# start of Available data
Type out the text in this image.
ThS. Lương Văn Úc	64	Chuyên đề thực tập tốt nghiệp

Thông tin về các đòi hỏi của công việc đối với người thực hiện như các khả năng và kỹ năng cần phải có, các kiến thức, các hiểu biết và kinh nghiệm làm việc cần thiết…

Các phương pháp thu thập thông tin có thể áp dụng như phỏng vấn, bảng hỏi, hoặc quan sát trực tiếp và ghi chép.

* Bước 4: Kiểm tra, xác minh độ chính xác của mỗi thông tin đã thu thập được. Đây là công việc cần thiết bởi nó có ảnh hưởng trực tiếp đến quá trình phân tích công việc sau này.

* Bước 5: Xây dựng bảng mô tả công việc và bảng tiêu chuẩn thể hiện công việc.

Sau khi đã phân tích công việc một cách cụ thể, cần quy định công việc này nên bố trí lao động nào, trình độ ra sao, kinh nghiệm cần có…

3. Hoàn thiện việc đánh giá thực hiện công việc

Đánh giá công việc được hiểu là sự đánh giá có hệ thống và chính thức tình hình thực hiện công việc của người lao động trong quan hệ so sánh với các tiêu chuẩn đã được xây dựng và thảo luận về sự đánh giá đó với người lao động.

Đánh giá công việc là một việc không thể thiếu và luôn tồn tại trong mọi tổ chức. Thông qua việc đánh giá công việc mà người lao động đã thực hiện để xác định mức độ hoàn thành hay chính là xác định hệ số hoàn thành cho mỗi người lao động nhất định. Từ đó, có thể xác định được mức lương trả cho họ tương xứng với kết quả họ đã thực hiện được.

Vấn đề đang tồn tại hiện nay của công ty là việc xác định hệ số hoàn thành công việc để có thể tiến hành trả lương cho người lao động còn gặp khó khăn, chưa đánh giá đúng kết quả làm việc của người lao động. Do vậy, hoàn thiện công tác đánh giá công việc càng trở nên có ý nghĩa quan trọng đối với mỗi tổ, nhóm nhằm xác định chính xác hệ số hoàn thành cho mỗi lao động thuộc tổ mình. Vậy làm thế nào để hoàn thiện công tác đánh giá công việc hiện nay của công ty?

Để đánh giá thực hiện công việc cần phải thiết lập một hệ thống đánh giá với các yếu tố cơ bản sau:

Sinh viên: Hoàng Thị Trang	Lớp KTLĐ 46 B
# end of Available data
What is required: Search the lines for the string "thống" and copy every line that has it.

Solution:
Đánh giá công việc được hiểu là sự đánh giá có hệ thống và chính thức tình hình thực hiện công việc của người lao động trong quan hệ so sánh với các tiêu chuẩn đã được xây dựng và thảo luận về sự đánh giá đó với người lao động.
Để đánh giá thực hiện công việc cần phải thiết lập một hệ thống đánh giá với các yếu tố cơ bản sau:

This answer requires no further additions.